§ **The request**
Copy out each line exactly as it appears.

Extracts from a graphics dataset:

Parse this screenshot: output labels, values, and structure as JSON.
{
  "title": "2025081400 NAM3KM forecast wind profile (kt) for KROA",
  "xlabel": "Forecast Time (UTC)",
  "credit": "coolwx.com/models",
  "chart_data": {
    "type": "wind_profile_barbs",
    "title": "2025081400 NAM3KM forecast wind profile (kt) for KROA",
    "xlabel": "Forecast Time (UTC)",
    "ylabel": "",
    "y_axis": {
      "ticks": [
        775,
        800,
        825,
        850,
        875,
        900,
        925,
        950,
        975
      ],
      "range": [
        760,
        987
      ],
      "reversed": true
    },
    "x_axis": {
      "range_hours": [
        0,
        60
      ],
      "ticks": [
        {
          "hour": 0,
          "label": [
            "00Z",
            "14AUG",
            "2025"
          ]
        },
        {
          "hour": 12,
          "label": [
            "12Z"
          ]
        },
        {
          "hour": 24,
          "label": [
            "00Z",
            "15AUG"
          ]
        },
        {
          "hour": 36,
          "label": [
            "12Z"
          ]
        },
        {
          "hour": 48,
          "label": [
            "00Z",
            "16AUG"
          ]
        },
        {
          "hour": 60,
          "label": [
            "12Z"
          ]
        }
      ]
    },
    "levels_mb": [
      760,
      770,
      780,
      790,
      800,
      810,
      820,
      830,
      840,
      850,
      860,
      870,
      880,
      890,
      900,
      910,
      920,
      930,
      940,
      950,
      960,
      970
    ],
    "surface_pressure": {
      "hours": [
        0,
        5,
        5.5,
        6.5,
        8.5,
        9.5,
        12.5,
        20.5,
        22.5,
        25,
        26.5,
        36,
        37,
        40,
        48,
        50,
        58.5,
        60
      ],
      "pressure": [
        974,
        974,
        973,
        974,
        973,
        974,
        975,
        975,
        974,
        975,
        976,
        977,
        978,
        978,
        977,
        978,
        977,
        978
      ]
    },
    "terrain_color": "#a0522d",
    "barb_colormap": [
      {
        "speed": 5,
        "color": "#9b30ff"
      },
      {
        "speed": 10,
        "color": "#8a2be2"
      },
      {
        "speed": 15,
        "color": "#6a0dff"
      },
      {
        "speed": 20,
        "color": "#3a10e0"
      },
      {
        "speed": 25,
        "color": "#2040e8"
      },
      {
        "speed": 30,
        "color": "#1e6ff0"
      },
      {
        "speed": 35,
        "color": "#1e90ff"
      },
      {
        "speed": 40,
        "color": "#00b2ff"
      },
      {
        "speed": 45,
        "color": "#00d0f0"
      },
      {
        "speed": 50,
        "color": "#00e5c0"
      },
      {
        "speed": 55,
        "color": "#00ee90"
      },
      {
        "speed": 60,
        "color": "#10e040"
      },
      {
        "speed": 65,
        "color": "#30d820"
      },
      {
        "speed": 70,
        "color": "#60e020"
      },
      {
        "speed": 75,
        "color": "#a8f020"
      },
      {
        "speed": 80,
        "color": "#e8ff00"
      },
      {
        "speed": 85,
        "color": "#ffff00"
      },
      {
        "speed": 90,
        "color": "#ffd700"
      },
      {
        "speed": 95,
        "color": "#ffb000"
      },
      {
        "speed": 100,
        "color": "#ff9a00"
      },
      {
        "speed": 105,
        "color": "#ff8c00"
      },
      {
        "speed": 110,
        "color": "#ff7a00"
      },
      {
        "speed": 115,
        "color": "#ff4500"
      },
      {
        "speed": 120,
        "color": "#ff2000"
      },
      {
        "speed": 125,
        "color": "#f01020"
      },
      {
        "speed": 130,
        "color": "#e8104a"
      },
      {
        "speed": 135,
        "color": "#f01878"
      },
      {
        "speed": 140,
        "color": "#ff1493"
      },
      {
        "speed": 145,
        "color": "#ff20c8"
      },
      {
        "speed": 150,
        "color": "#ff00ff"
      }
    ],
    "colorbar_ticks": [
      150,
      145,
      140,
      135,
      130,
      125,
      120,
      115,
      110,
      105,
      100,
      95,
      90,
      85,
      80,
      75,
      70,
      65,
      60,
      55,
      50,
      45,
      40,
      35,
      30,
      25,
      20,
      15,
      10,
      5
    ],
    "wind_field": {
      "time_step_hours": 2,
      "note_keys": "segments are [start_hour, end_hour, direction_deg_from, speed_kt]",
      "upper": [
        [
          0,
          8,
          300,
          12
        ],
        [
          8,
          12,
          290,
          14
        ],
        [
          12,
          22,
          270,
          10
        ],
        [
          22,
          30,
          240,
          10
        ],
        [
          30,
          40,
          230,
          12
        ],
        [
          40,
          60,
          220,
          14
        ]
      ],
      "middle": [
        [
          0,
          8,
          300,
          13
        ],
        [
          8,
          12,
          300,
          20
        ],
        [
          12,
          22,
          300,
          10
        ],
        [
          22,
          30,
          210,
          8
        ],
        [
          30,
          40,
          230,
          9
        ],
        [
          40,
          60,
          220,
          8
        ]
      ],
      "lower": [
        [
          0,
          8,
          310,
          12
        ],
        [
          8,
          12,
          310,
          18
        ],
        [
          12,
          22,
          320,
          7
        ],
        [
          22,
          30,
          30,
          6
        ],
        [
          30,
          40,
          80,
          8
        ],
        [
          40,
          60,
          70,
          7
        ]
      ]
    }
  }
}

§ **Solution to the problem**
Parse this screenshot: output labels, values, and structure as JSON.
{
  "title": "2025081400 NAM3KM forecast wind profile (kt) for KROA",
  "xlabel": "Forecast Time (UTC)",
  "credit": "coolwx.com/models",
  "chart_data": {
    "type": "wind_profile_barbs",
    "title": "2025081400 NAM3KM forecast wind profile (kt) for KROA",
    "xlabel": "Forecast Time (UTC)",
    "ylabel": "",
    "y_axis": {
      "ticks": [
        775,
        800,
        825,
        850,
        875,
        900,
        925,
        950,
        975
      ],
      "range": [
        760,
        987
      ],
      "reversed": true
    },
    "x_axis": {
      "range_hours": [
        0,
        60
      ],
      "ticks": [
        {
          "hour": 0,
          "label": [
            "00Z",
            "14AUG",
            "2025"
          ]
        },
        {
          "hour": 12,
          "label": [
            "12Z"
          ]
        },
        {
          "hour": 24,
          "label": [
            "00Z",
            "15AUG"
          ]
        },
        {
          "hour": 36,
          "label": [
            "12Z"
          ]
        },
        {
          "hour": 48,
          "label": [
            "00Z",
            "16AUG"
          ]
        },
        {
          "hour": 60,
          "label": [
            "12Z"
          ]
        }
      ]
    },
    "levels_mb": [
      760,
      770,
      780,
      790,
      800,
      810,
      820,
      830,
      840,
      850,
      860,
      870,
      880,
      890,
      900,
      910,
      920,
      930,
      940,
      950,
      960,
      970
    ],
    "surface_pressure": {
      "hours": [
        0,
        5,
        5.5,
        6.5,
        8.5,
        9.5,
        12.5,
        20.5,
        22.5,
        25,
        26.5,
        36,
        37,
        40,
        48,
        50,
        58.5,
        60
      ],
      "pressure": [
        974,
        974,
        973,
        974,
        973,
        974,
        975,
        975,
        974,
        975,
        976,
        977,
        978,
        978,
        977,
        978,
        977,
        978
      ]
    },
    "terrain_color": "#a0522d",
    "barb_colormap": [
      {
        "speed": 5,
        "color": "#9b30ff"
      },
      {
        "speed": 10,
        "color": "#8a2be2"
      },
      {
        "speed": 15,
        "color": "#6a0dff"
      },
      {
        "speed": 20,
        "color": "#3a10e0"
      },
      {
        "speed": 25,
        "color": "#2040e8"
      },
      {
        "speed": 30,
        "color": "#1e6ff0"
      },
      {
        "speed": 35,
        "color": "#1e90ff"
      },
      {
        "speed": 40,
        "color": "#00b2ff"
      },
      {
        "speed": 45,
        "color": "#00d0f0"
      },
      {
        "speed": 50,
        "color": "#00e5c0"
      },
      {
        "speed": 55,
        "color": "#00ee90"
      },
      {
        "speed": 60,
        "color": "#10e040"
      },
      {
        "speed": 65,
        "color": "#30d820"
      },
      {
        "speed": 70,
        "color": "#60e020"
      },
      {
        "speed": 75,
        "color": "#a8f020"
      },
      {
        "speed": 80,
        "color": "#e8ff00"
      },
      {
        "speed": 85,
        "color": "#ffff00"
      },
      {
        "speed": 90,
        "color": "#ffd700"
      },
      {
        "speed": 95,
        "color": "#ffb000"
      },
      {
        "speed": 100,
        "color": "#ff9a00"
      },
      {
        "speed": 105,
        "color": "#ff8c00"
      },
      {
        "speed": 110,
        "color": "#ff7a00"
      },
      {
        "speed": 115,
        "color": "#ff4500"
      },
      {
        "speed": 120,
        "color": "#ff2000"
      },
      {
        "speed": 125,
        "color": "#f01020"
      },
      {
        "speed": 130,
        "color": "#e8104a"
      },
      {
        "speed": 135,
        "color": "#f01878"
      },
      {
        "speed": 140,
        "color": "#ff1493"
      },
      {
        "speed": 145,
        "color": "#ff20c8"
      },
      {
        "speed": 150,
        "color": "#ff00ff"
      }
    ],
    "colorbar_ticks": [
      150,
      145,
      140,
      135,
      130,
      125,
      120,
      115,
      110,
      105,
      100,
      95,
      90,
      85,
      80,
      75,
      70,
      65,
      60,
      55,
      50,
      45,
      40,
      35,
      30,
      25,
      20,
      15,
      10,
      5
    ],
    "wind_field": {
      "time_step_hours": 2,
      "note_keys": "segments are [start_hour, end_hour, direction_deg_from, speed_kt]",
      "upper": [
        [
          0,
          8,
          300,
          12
        ],
        [
          8,
          12,
          290,
          14
        ],
        [
          12,
          22,
          270,
          10
        ],
        [
          22,
          30,
          240,
          10
        ],
        [
          30,
          40,
          230,
          12
        ],
        [
          40,
          60,
          220,
          14
        ]
      ],
      "middle": [
        [
          0,
          8,
          300,
          13
        ],
        [
          8,
          12,
          300,
          20
        ],
        [
          12,
          22,
          300,
          10
        ],
        [
          22,
          30,
          210,
          8
        ],
        [
          30,
          40,
          230,
          9
        ],
        [
          40,
          60,
          220,
          8
        ]
      ],
      "lower": [
        [
          0,
          8,
          310,
          12
        ],
        [
          8,
          12,
          310,
          18
        ],
        [
          12,
          22,
          320,
          7
        ],
        [
          22,
          30,
          30,
          6
        ],
        [
          30,
          40,
          80,
          8
        ],
        [
          40,
          60,
          70,
          7
        ]
      ]
    }
  }
}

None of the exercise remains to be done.